====== PROVIDED DATA

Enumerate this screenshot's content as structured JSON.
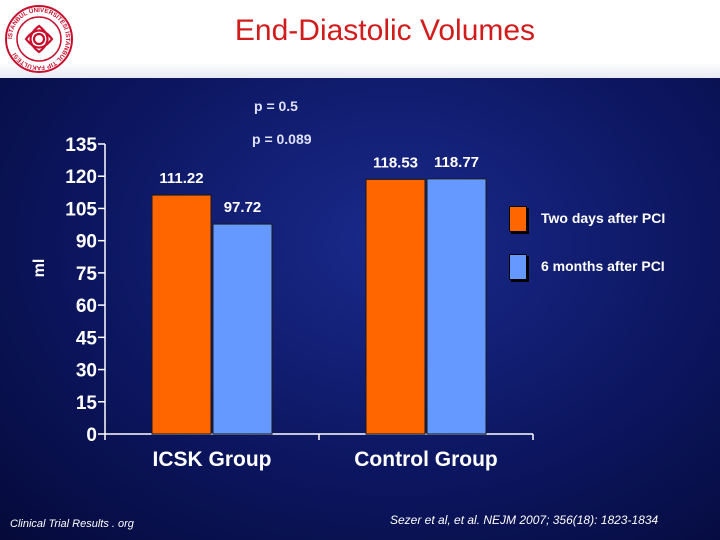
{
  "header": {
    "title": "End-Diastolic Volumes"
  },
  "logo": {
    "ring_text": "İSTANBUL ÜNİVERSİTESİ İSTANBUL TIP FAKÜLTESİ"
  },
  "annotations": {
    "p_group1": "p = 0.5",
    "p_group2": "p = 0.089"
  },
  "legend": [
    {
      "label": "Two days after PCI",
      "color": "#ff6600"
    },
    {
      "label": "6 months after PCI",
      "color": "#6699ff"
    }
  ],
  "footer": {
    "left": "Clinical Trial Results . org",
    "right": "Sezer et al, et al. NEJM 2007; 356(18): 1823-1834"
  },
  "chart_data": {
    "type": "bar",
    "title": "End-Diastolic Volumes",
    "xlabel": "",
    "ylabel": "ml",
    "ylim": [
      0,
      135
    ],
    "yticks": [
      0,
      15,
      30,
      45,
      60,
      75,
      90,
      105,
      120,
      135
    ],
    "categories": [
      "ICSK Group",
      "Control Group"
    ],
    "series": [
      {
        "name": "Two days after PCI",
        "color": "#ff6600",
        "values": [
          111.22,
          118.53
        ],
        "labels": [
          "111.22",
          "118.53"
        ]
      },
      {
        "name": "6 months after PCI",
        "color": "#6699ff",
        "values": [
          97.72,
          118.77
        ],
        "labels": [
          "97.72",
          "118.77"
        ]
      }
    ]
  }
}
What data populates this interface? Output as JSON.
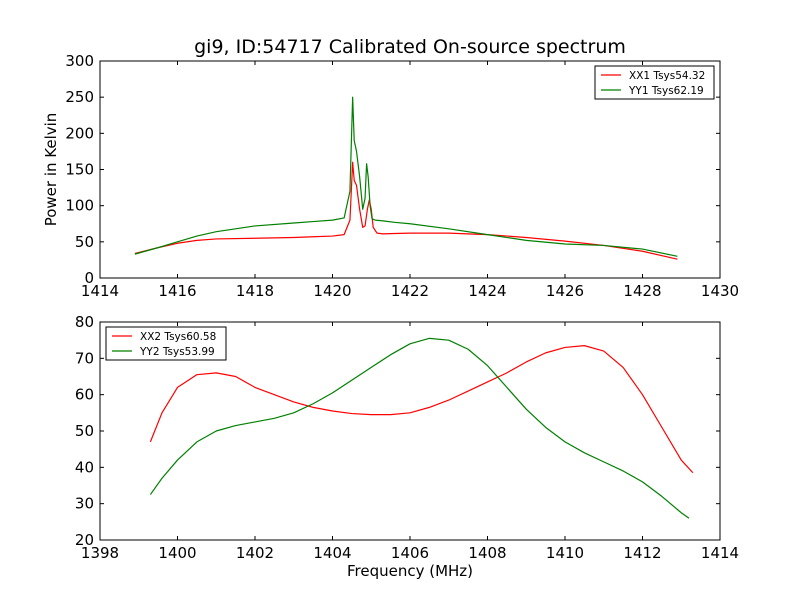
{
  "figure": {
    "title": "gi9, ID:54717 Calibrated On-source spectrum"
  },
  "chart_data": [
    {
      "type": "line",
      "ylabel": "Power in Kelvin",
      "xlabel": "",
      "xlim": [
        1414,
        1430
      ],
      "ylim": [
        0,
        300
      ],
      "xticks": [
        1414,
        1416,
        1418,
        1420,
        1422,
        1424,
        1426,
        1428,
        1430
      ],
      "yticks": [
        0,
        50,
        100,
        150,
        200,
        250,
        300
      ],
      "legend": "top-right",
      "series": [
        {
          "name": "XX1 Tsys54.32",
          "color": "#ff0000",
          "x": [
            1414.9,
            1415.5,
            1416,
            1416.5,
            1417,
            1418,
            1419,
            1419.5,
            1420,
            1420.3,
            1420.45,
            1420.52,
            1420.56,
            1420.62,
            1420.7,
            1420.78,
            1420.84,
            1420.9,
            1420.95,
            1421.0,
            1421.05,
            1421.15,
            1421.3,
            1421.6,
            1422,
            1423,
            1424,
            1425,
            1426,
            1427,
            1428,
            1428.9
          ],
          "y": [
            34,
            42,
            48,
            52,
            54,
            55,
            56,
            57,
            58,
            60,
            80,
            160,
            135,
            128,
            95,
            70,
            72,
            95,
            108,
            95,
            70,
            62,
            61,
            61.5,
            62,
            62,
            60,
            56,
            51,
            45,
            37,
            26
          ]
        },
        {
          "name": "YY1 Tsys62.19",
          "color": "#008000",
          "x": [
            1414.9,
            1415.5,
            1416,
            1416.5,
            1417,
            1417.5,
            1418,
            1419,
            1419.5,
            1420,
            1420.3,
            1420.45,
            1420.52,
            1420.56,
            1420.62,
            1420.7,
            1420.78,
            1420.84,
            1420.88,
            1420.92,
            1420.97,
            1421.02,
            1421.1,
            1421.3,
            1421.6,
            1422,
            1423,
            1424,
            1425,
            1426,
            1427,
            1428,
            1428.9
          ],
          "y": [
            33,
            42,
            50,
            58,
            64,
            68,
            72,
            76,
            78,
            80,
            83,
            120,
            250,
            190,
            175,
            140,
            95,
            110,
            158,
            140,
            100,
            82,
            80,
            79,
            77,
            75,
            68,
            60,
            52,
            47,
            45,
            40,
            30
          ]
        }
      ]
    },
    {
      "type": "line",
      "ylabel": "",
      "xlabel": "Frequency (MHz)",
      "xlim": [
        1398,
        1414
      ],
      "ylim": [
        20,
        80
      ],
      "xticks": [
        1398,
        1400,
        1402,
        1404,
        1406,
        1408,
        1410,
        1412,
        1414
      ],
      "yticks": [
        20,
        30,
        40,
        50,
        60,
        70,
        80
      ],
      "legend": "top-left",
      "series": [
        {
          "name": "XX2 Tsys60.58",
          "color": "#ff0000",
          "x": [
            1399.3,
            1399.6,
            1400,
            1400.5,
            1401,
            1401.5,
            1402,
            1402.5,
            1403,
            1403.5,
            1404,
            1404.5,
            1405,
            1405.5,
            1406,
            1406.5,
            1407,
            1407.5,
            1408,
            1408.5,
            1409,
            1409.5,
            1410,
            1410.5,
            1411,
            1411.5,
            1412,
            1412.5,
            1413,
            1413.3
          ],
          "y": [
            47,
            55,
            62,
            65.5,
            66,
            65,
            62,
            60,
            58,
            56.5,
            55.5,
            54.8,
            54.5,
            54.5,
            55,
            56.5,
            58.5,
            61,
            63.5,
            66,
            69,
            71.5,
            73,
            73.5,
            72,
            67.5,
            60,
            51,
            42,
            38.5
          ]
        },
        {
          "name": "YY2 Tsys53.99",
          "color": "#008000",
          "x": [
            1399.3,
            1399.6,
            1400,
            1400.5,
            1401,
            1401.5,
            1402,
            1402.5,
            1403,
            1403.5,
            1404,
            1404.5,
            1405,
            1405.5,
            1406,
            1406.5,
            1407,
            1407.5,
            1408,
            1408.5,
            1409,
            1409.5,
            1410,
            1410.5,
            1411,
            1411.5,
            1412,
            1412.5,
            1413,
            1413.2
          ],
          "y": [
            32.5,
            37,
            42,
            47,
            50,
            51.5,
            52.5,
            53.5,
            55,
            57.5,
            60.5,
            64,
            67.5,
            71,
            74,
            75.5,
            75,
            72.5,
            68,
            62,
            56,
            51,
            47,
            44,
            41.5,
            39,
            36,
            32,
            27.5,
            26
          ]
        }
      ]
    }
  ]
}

============

WORK REQUIRED: Restate the entire listing word for word, excluding pictures.

REPLY TO THE EXERCISE:
Enumerate this screenshot's content as structured JSON.
{
  "header": {
    "title": "End-Diastolic Volumes"
  },
  "logo": {
    "ring_text": "İSTANBUL ÜNİVERSİTESİ İSTANBUL TIP FAKÜLTESİ"
  },
  "annotations": {
    "p_group1": "p = 0.5",
    "p_group2": "p = 0.089"
  },
  "legend": [
    {
      "label": "Two days after PCI",
      "color": "#ff6600"
    },
    {
      "label": "6 months after PCI",
      "color": "#6699ff"
    }
  ],
  "footer": {
    "left": "Clinical Trial Results . org",
    "right": "Sezer et al, et al. NEJM 2007; 356(18): 1823-1834"
  },
  "chart_data": {
    "type": "bar",
    "title": "End-Diastolic Volumes",
    "xlabel": "",
    "ylabel": "ml",
    "ylim": [
      0,
      135
    ],
    "yticks": [
      0,
      15,
      30,
      45,
      60,
      75,
      90,
      105,
      120,
      135
    ],
    "categories": [
      "ICSK Group",
      "Control Group"
    ],
    "series": [
      {
        "name": "Two days after PCI",
        "color": "#ff6600",
        "values": [
          111.22,
          118.53
        ],
        "labels": [
          "111.22",
          "118.53"
        ]
      },
      {
        "name": "6 months after PCI",
        "color": "#6699ff",
        "values": [
          97.72,
          118.77
        ],
        "labels": [
          "97.72",
          "118.77"
        ]
      }
    ]
  }
}
What data populates this interface? Output as JSON.
{
  "figure": {
    "title": "gi9, ID:54717 Calibrated On-source spectrum"
  },
  "chart_data": [
    {
      "type": "line",
      "ylabel": "Power in Kelvin",
      "xlabel": "",
      "xlim": [
        1414,
        1430
      ],
      "ylim": [
        0,
        300
      ],
      "xticks": [
        1414,
        1416,
        1418,
        1420,
        1422,
        1424,
        1426,
        1428,
        1430
      ],
      "yticks": [
        0,
        50,
        100,
        150,
        200,
        250,
        300
      ],
      "legend": "top-right",
      "series": [
        {
          "name": "XX1 Tsys54.32",
          "color": "#ff0000",
          "x": [
            1414.9,
            1415.5,
            1416,
            1416.5,
            1417,
            1418,
            1419,
            1419.5,
            1420,
            1420.3,
            1420.45,
            1420.52,
            1420.56,
            1420.62,
            1420.7,
            1420.78,
            1420.84,
            1420.9,
            1420.95,
            1421.0,
            1421.05,
            1421.15,
            1421.3,
            1421.6,
            1422,
            1423,
            1424,
            1425,
            1426,
            1427,
            1428,
            1428.9
          ],
          "y": [
            34,
            42,
            48,
            52,
            54,
            55,
            56,
            57,
            58,
            60,
            80,
            160,
            135,
            128,
            95,
            70,
            72,
            95,
            108,
            95,
            70,
            62,
            61,
            61.5,
            62,
            62,
            60,
            56,
            51,
            45,
            37,
            26
          ]
        },
        {
          "name": "YY1 Tsys62.19",
          "color": "#008000",
          "x": [
            1414.9,
            1415.5,
            1416,
            1416.5,
            1417,
            1417.5,
            1418,
            1419,
            1419.5,
            1420,
            1420.3,
            1420.45,
            1420.52,
            1420.56,
            1420.62,
            1420.7,
            1420.78,
            1420.84,
            1420.88,
            1420.92,
            1420.97,
            1421.02,
            1421.1,
            1421.3,
            1421.6,
            1422,
            1423,
            1424,
            1425,
            1426,
            1427,
            1428,
            1428.9
          ],
          "y": [
            33,
            42,
            50,
            58,
            64,
            68,
            72,
            76,
            78,
            80,
            83,
            120,
            250,
            190,
            175,
            140,
            95,
            110,
            158,
            140,
            100,
            82,
            80,
            79,
            77,
            75,
            68,
            60,
            52,
            47,
            45,
            40,
            30
          ]
        }
      ]
    },
    {
      "type": "line",
      "ylabel": "",
      "xlabel": "Frequency (MHz)",
      "xlim": [
        1398,
        1414
      ],
      "ylim": [
        20,
        80
      ],
      "xticks": [
        1398,
        1400,
        1402,
        1404,
        1406,
        1408,
        1410,
        1412,
        1414
      ],
      "yticks": [
        20,
        30,
        40,
        50,
        60,
        70,
        80
      ],
      "legend": "top-left",
      "series": [
        {
          "name": "XX2 Tsys60.58",
          "color": "#ff0000",
          "x": [
            1399.3,
            1399.6,
            1400,
            1400.5,
            1401,
            1401.5,
            1402,
            1402.5,
            1403,
            1403.5,
            1404,
            1404.5,
            1405,
            1405.5,
            1406,
            1406.5,
            1407,
            1407.5,
            1408,
            1408.5,
            1409,
            1409.5,
            1410,
            1410.5,
            1411,
            1411.5,
            1412,
            1412.5,
            1413,
            1413.3
          ],
          "y": [
            47,
            55,
            62,
            65.5,
            66,
            65,
            62,
            60,
            58,
            56.5,
            55.5,
            54.8,
            54.5,
            54.5,
            55,
            56.5,
            58.5,
            61,
            63.5,
            66,
            69,
            71.5,
            73,
            73.5,
            72,
            67.5,
            60,
            51,
            42,
            38.5
          ]
        },
        {
          "name": "YY2 Tsys53.99",
          "color": "#008000",
          "x": [
            1399.3,
            1399.6,
            1400,
            1400.5,
            1401,
            1401.5,
            1402,
            1402.5,
            1403,
            1403.5,
            1404,
            1404.5,
            1405,
            1405.5,
            1406,
            1406.5,
            1407,
            1407.5,
            1408,
            1408.5,
            1409,
            1409.5,
            1410,
            1410.5,
            1411,
            1411.5,
            1412,
            1412.5,
            1413,
            1413.2
          ],
          "y": [
            32.5,
            37,
            42,
            47,
            50,
            51.5,
            52.5,
            53.5,
            55,
            57.5,
            60.5,
            64,
            67.5,
            71,
            74,
            75.5,
            75,
            72.5,
            68,
            62,
            56,
            51,
            47,
            44,
            41.5,
            39,
            36,
            32,
            27.5,
            26
          ]
        }
      ]
    }
  ]
}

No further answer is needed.